(DIRECTIONS FOR THIS TASK):
Format the stretch of the listing below from the line containing "daylight-text-line1: Daylight: 9 hours xyxy=(142,365,218,377)" through the line containing "day-number[interactable]: 5 xyxy=(448,129,552,150)", both ends included, as a Markdown table. Use the columns Row and Entry, and leave out any blank lines.

-------------------------

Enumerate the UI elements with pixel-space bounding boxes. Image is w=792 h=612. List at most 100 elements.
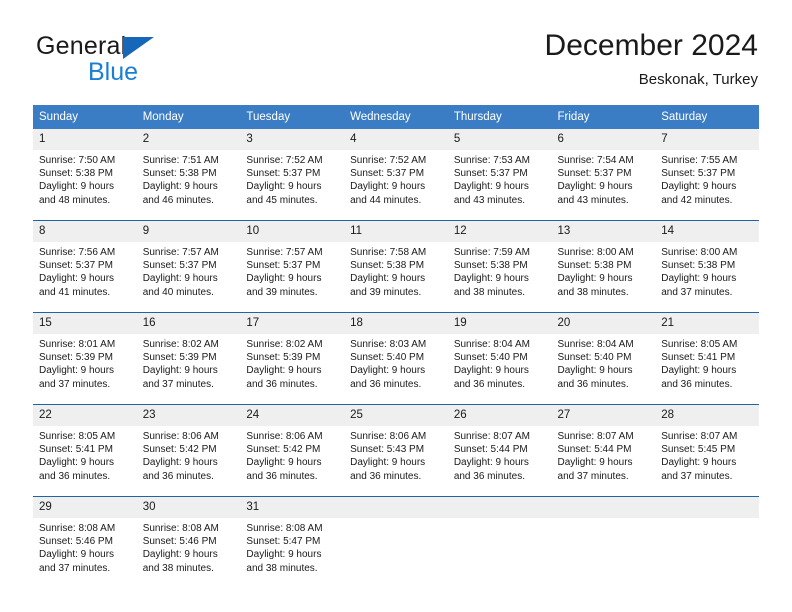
daylight-text-line1: Daylight: 9 hours xyxy=(142,365,218,377)
daylight-text-line1: Daylight: 9 hours xyxy=(142,457,218,469)
sunset-text: Sunset: 5:42 PM xyxy=(142,444,217,456)
day-number[interactable]: 10 xyxy=(240,221,344,242)
day-number[interactable]: 7 xyxy=(655,129,759,150)
daylight-text-line1: Daylight: 9 hours xyxy=(246,181,322,193)
day-number[interactable]: 13 xyxy=(552,221,656,242)
daylight-text-line1: Daylight: 9 hours xyxy=(39,549,115,561)
day-number[interactable]: 5 xyxy=(448,129,552,150)
day-number[interactable]: 27 xyxy=(552,405,656,426)
sunset-text: Sunset: 5:41 PM xyxy=(39,444,113,456)
sunrise-text: Sunrise: 7:58 AM xyxy=(350,247,427,258)
sunrise-text: Sunrise: 8:03 AM xyxy=(350,339,427,350)
daylight-text-line1: Daylight: 9 hours xyxy=(661,181,737,193)
sunset-text: Sunset: 5:37 PM xyxy=(350,168,425,180)
daylight-text-line1: Daylight: 9 hours xyxy=(350,273,426,285)
day-detail: Sunrise: 8:03 AM Sunset: 5:40 PM Dayligh… xyxy=(344,334,448,396)
daylight-text-line2: and 36 minutes. xyxy=(246,470,318,482)
day-number[interactable]: 29 xyxy=(33,497,137,518)
weekday-header-tuesday: Tuesday xyxy=(246,111,291,123)
weekday-header-thursday: Thursday xyxy=(453,111,502,123)
day-number[interactable]: 19 xyxy=(448,313,552,334)
sunset-text: Sunset: 5:39 PM xyxy=(246,352,321,364)
week-detail-band: Sunrise: 8:08 AM Sunset: 5:46 PM Dayligh… xyxy=(33,518,759,580)
day-number[interactable]: 30 xyxy=(137,497,241,518)
week-date-band: 22 23 24 25 26 27 28 xyxy=(33,405,759,426)
daylight-text-line2: and 37 minutes. xyxy=(39,378,111,390)
sunrise-text: Sunrise: 8:01 AM xyxy=(39,339,116,350)
day-number[interactable]: 25 xyxy=(344,405,448,426)
daylight-text-line2: and 36 minutes. xyxy=(350,470,422,482)
daylight-text-line2: and 46 minutes. xyxy=(142,194,214,206)
sunrise-text: Sunrise: 8:06 AM xyxy=(142,431,219,442)
sunset-text: Sunset: 5:46 PM xyxy=(142,536,217,548)
sunrise-text: Sunrise: 8:07 AM xyxy=(661,431,738,442)
day-detail: Sunrise: 7:52 AM Sunset: 5:37 PM Dayligh… xyxy=(240,150,344,212)
daylight-text-line2: and 37 minutes. xyxy=(661,286,733,298)
sunset-text: Sunset: 5:44 PM xyxy=(557,444,632,456)
day-number[interactable]: 26 xyxy=(448,405,552,426)
week-row: 8 9 10 11 12 13 14 Sunrise: 7:56 AM Suns… xyxy=(33,220,759,304)
daylight-text-line2: and 36 minutes. xyxy=(557,378,629,390)
day-number[interactable]: 11 xyxy=(344,221,448,242)
sunset-text: Sunset: 5:37 PM xyxy=(39,260,113,272)
day-number[interactable]: 21 xyxy=(655,313,759,334)
daylight-text-line2: and 36 minutes. xyxy=(350,378,422,390)
day-detail: Sunrise: 8:06 AM Sunset: 5:42 PM Dayligh… xyxy=(240,426,344,488)
daylight-text-line2: and 38 minutes. xyxy=(142,562,214,574)
daylight-text-line1: Daylight: 9 hours xyxy=(142,181,218,193)
day-number[interactable]: 24 xyxy=(240,405,344,426)
weekday-header-monday: Monday xyxy=(142,111,184,123)
day-number[interactable]: 1 xyxy=(33,129,137,150)
daylight-text-line1: Daylight: 9 hours xyxy=(142,549,218,561)
day-detail: Sunrise: 7:54 AM Sunset: 5:37 PM Dayligh… xyxy=(552,150,656,212)
week-date-band: 29 30 31 xyxy=(33,497,759,518)
daylight-text-line2: and 38 minutes. xyxy=(557,286,629,298)
day-number[interactable]: 3 xyxy=(240,129,344,150)
day-number[interactable]: 4 xyxy=(344,129,448,150)
day-number[interactable]: 31 xyxy=(240,497,344,518)
sunset-text: Sunset: 5:40 PM xyxy=(350,352,425,364)
day-number[interactable]: 18 xyxy=(344,313,448,334)
brand-name-blue: Blue xyxy=(88,58,139,86)
weekday-header-sunday: Sunday xyxy=(39,111,79,123)
day-number[interactable]: 12 xyxy=(448,221,552,242)
day-detail: Sunrise: 8:07 AM Sunset: 5:44 PM Dayligh… xyxy=(552,426,656,488)
page-title: December 2024 xyxy=(544,29,758,62)
sunset-text: Sunset: 5:38 PM xyxy=(661,260,736,272)
sunset-text: Sunset: 5:37 PM xyxy=(661,168,736,180)
sunset-text: Sunset: 5:37 PM xyxy=(142,260,217,272)
weekday-header-row: Sunday Monday Tuesday Wednesday Thursday… xyxy=(33,105,759,129)
day-number[interactable]: 14 xyxy=(655,221,759,242)
calendar-grid: Sunday Monday Tuesday Wednesday Thursday… xyxy=(33,105,759,580)
day-number[interactable]: 16 xyxy=(137,313,241,334)
daylight-text-line1: Daylight: 9 hours xyxy=(557,457,633,469)
day-detail: Sunrise: 8:00 AM Sunset: 5:38 PM Dayligh… xyxy=(552,242,656,304)
daylight-text-line2: and 39 minutes. xyxy=(246,286,318,298)
day-number[interactable]: 2 xyxy=(137,129,241,150)
day-number-empty xyxy=(448,497,552,518)
triangle-logo-icon xyxy=(123,37,154,59)
day-number[interactable]: 17 xyxy=(240,313,344,334)
daylight-text-line1: Daylight: 9 hours xyxy=(39,273,115,285)
sunrise-text: Sunrise: 8:08 AM xyxy=(39,523,116,534)
sunrise-text: Sunrise: 8:05 AM xyxy=(39,431,116,442)
day-number[interactable]: 9 xyxy=(137,221,241,242)
day-number[interactable]: 23 xyxy=(137,405,241,426)
sunrise-text: Sunrise: 8:00 AM xyxy=(661,247,738,258)
day-number[interactable]: 15 xyxy=(33,313,137,334)
day-detail: Sunrise: 7:52 AM Sunset: 5:37 PM Dayligh… xyxy=(344,150,448,212)
week-row: 29 30 31 Sunrise: 8:08 AM Sunset: 5:46 P… xyxy=(33,496,759,580)
day-number[interactable]: 8 xyxy=(33,221,137,242)
sunset-text: Sunset: 5:39 PM xyxy=(142,352,217,364)
daylight-text-line2: and 45 minutes. xyxy=(246,194,318,206)
day-number[interactable]: 22 xyxy=(33,405,137,426)
page-subtitle: Beskonak, Turkey xyxy=(638,71,758,88)
sunset-text: Sunset: 5:43 PM xyxy=(350,444,425,456)
day-number[interactable]: 6 xyxy=(552,129,656,150)
week-row: 1 2 3 4 5 6 7 Sunrise: 7:50 AM Sunset: 5… xyxy=(33,129,759,212)
brand-logo[interactable]: General Blue xyxy=(36,32,236,88)
day-number[interactable]: 28 xyxy=(655,405,759,426)
day-detail: Sunrise: 8:08 AM Sunset: 5:47 PM Dayligh… xyxy=(240,518,344,580)
sunset-text: Sunset: 5:39 PM xyxy=(39,352,113,364)
day-number[interactable]: 20 xyxy=(552,313,656,334)
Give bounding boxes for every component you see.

-------------------------

(FINAL RESULT):
| Row | Entry |
|---|---|
| 1 | daylight-text-line1: Daylight: 9 hours xyxy=(142,365,218,377) |
| 2 | daylight-text-line1: Daylight: 9 hours xyxy=(142,457,218,469) |
| 3 | sunset-text: Sunset: 5:42 PM xyxy=(142,444,217,456) |
| 4 | day-number[interactable]: 10 xyxy=(240,221,344,242) |
| 5 | day-number[interactable]: 7 xyxy=(655,129,759,150) |
| 6 | daylight-text-line1: Daylight: 9 hours xyxy=(246,181,322,193) |
| 7 | day-number[interactable]: 13 xyxy=(552,221,656,242) |
| 8 | daylight-text-line1: Daylight: 9 hours xyxy=(39,549,115,561) |
| 9 | day-number[interactable]: 5 xyxy=(448,129,552,150) |